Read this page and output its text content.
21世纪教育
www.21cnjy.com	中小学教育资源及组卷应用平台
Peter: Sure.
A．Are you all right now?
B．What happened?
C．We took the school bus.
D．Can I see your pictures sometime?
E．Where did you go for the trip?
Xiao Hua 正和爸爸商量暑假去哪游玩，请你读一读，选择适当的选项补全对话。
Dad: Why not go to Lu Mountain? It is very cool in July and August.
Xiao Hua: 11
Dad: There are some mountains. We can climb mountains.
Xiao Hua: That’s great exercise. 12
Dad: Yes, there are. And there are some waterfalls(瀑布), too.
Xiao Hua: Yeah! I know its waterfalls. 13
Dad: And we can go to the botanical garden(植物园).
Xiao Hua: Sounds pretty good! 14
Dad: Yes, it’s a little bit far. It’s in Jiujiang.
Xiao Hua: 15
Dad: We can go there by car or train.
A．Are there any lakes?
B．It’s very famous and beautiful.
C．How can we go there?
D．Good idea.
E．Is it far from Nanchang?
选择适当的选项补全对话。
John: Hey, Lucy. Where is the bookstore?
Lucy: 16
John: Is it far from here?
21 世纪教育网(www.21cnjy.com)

════════════════════

§ **EXERCISE DETAILS**
In the records above, find the lines containing "waterfalls" and copy them.

§ **WORKED SOLUTION**
Dad: Yes, there are. And there are some waterfalls(瀑布), too.
Xiao Hua: Yeah! I know its waterfalls. 13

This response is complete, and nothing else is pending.